- _Problem statement_: In the entries that follow, how many lines hold the string "JSON"? Give only that number.

- _Record extracts_:
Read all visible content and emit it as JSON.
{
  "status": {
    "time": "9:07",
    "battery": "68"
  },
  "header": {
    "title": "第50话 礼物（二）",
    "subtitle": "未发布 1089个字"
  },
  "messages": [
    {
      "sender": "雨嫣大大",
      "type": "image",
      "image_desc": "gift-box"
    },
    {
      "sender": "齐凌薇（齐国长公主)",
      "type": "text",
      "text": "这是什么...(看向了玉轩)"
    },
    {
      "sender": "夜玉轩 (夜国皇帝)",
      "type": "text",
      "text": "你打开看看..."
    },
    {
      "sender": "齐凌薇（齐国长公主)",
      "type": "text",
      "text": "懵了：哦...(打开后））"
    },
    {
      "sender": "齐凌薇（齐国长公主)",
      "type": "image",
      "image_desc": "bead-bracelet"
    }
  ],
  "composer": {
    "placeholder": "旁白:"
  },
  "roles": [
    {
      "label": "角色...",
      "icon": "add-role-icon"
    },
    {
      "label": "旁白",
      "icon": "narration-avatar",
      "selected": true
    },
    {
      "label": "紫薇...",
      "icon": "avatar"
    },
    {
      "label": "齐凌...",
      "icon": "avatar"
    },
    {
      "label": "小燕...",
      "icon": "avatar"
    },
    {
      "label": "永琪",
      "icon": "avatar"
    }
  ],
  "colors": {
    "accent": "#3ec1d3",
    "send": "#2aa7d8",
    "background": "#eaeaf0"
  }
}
--
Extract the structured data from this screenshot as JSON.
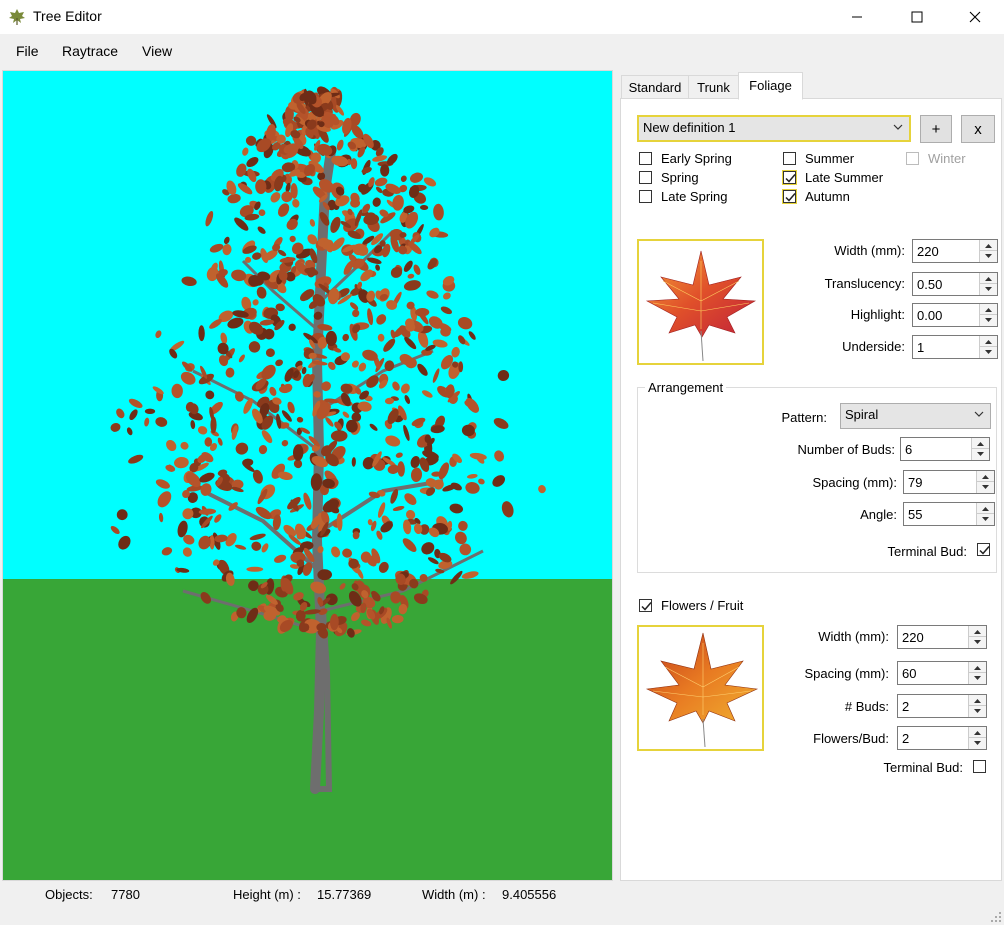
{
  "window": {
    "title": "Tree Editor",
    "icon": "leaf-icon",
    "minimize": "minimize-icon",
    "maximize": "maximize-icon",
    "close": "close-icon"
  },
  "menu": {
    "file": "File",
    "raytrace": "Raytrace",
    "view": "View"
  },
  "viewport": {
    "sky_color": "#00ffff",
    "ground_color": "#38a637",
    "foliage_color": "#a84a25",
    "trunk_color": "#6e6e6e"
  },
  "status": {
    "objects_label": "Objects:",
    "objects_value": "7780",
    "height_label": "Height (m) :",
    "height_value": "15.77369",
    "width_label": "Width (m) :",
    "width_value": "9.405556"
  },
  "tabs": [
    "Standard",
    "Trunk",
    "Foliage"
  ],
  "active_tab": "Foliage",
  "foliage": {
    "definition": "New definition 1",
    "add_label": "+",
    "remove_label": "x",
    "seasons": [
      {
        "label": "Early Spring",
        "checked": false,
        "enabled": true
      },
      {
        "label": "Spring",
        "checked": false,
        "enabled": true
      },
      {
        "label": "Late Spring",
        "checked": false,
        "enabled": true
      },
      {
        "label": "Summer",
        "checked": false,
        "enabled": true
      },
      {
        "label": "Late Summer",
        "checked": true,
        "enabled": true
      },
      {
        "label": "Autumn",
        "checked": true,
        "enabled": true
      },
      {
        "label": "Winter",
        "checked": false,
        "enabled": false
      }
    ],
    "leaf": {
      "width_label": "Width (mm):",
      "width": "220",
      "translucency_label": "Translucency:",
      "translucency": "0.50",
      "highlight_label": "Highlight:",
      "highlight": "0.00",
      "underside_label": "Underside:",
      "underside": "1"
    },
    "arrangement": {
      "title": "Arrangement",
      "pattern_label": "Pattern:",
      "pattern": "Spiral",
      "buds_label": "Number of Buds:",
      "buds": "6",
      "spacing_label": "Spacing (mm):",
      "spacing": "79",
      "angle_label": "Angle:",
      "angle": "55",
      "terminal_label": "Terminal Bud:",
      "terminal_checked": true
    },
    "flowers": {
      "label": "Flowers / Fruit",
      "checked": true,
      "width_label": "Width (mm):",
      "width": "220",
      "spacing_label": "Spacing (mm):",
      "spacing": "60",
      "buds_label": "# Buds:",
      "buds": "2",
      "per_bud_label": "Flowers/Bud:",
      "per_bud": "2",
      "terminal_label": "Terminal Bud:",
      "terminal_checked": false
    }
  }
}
...
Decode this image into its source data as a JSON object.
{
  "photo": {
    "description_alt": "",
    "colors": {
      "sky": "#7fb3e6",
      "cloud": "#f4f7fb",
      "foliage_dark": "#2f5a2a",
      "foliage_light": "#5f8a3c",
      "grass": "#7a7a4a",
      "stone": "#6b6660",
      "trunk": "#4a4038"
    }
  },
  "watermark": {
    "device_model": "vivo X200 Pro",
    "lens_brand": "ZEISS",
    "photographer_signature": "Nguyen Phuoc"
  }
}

- _Completed exercise_: 3